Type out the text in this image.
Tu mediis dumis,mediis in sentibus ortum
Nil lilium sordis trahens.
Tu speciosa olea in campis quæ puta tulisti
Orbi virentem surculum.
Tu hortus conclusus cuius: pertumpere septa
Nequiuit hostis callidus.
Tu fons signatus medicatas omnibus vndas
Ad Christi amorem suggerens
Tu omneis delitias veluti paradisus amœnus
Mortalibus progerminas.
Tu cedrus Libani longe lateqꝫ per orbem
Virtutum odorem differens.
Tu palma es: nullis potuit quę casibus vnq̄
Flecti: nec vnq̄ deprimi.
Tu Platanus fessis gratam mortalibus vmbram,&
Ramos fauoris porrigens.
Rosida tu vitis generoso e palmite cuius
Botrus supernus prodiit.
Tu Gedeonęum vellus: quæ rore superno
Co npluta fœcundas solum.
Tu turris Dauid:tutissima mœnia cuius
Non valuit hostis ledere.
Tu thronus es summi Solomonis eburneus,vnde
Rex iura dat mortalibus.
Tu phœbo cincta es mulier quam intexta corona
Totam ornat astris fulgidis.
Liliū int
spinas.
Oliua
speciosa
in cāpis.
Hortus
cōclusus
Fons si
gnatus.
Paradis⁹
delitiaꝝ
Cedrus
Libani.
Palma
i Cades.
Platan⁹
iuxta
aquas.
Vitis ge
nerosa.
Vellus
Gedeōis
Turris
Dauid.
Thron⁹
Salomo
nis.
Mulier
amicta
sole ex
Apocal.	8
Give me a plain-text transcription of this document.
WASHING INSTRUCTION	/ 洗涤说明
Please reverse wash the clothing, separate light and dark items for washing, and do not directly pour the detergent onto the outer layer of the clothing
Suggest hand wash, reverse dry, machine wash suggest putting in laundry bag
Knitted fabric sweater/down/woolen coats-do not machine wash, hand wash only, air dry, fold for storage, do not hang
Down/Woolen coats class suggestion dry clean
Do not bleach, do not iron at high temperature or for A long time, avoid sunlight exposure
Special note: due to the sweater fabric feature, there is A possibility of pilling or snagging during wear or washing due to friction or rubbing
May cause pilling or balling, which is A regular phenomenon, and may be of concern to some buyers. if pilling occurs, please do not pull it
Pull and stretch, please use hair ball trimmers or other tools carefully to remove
......
WHAT YOU SHOULD DO: In the entries above, find each line with the word "Dauid" and copy it.

SOLUTION TO THE PROBLEM:
Tu turris Dauid:tutissima mœnia cuius
Dauid.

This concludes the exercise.